[EXERCISE MATERIAL]
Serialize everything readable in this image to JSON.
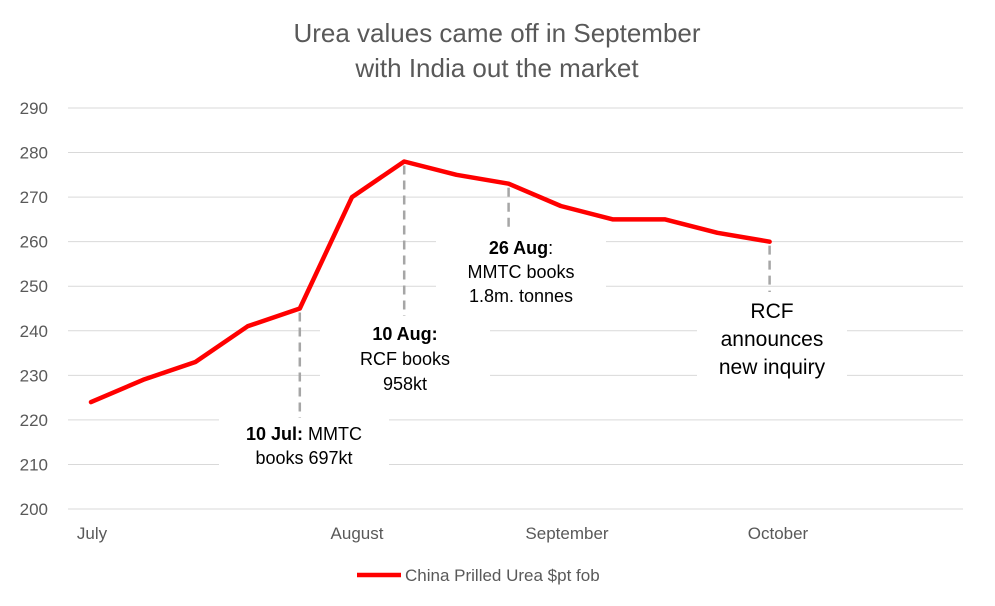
{
  "chart_data": {
    "type": "line",
    "title_lines": [
      "Urea values came off in September",
      "with India out the market"
    ],
    "x_tick_labels": [
      "July",
      "August",
      "September",
      "October"
    ],
    "ylim": [
      200,
      290
    ],
    "yticks": [
      200,
      210,
      220,
      230,
      240,
      250,
      260,
      270,
      280,
      290
    ],
    "grid": true,
    "legend_position": "bottom",
    "series": [
      {
        "name": "China Prilled Urea $pt fob",
        "color": "#ff0000",
        "x": [
          "2020-07-01",
          "2020-07-08",
          "2020-07-15",
          "2020-07-22",
          "2020-07-29",
          "2020-08-05",
          "2020-08-12",
          "2020-08-19",
          "2020-08-26",
          "2020-09-02",
          "2020-09-09",
          "2020-09-16",
          "2020-09-23",
          "2020-09-30"
        ],
        "values": [
          224,
          229,
          233,
          241,
          245,
          270,
          278,
          275,
          273,
          268,
          265,
          265,
          262,
          260
        ]
      }
    ],
    "annotations": [
      {
        "bold": "10 Jul:",
        "lines": [
          " MMTC",
          "books 697kt"
        ],
        "anchor_index": 4,
        "big": false
      },
      {
        "bold": "10 Aug:",
        "lines": [
          "RCF books",
          "958kt"
        ],
        "anchor_index": 6,
        "big": false
      },
      {
        "bold": "26 Aug",
        "lines": [
          ":",
          "MMTC books",
          "1.8m. tonnes"
        ],
        "anchor_index": 8,
        "big": false
      },
      {
        "bold": "",
        "lines": [
          "RCF",
          "announces",
          "new inquiry"
        ],
        "anchor_index": 13,
        "big": true
      }
    ]
  }
}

[GIVEN EXERCISE]
Repeat all of the data above word for word, minus the pictures.

[ANSWER TO THE TASK]
Serialize everything readable in this image to JSON.
{
  "chart_data": {
    "type": "line",
    "title_lines": [
      "Urea values came off in September",
      "with India out the market"
    ],
    "x_tick_labels": [
      "July",
      "August",
      "September",
      "October"
    ],
    "ylim": [
      200,
      290
    ],
    "yticks": [
      200,
      210,
      220,
      230,
      240,
      250,
      260,
      270,
      280,
      290
    ],
    "grid": true,
    "legend_position": "bottom",
    "series": [
      {
        "name": "China Prilled Urea $pt fob",
        "color": "#ff0000",
        "x": [
          "2020-07-01",
          "2020-07-08",
          "2020-07-15",
          "2020-07-22",
          "2020-07-29",
          "2020-08-05",
          "2020-08-12",
          "2020-08-19",
          "2020-08-26",
          "2020-09-02",
          "2020-09-09",
          "2020-09-16",
          "2020-09-23",
          "2020-09-30"
        ],
        "values": [
          224,
          229,
          233,
          241,
          245,
          270,
          278,
          275,
          273,
          268,
          265,
          265,
          262,
          260
        ]
      }
    ],
    "annotations": [
      {
        "bold": "10 Jul:",
        "lines": [
          " MMTC",
          "books 697kt"
        ],
        "anchor_index": 4,
        "big": false
      },
      {
        "bold": "10 Aug:",
        "lines": [
          "RCF books",
          "958kt"
        ],
        "anchor_index": 6,
        "big": false
      },
      {
        "bold": "26 Aug",
        "lines": [
          ":",
          "MMTC books",
          "1.8m. tonnes"
        ],
        "anchor_index": 8,
        "big": false
      },
      {
        "bold": "",
        "lines": [
          "RCF",
          "announces",
          "new inquiry"
        ],
        "anchor_index": 13,
        "big": true
      }
    ]
  }
}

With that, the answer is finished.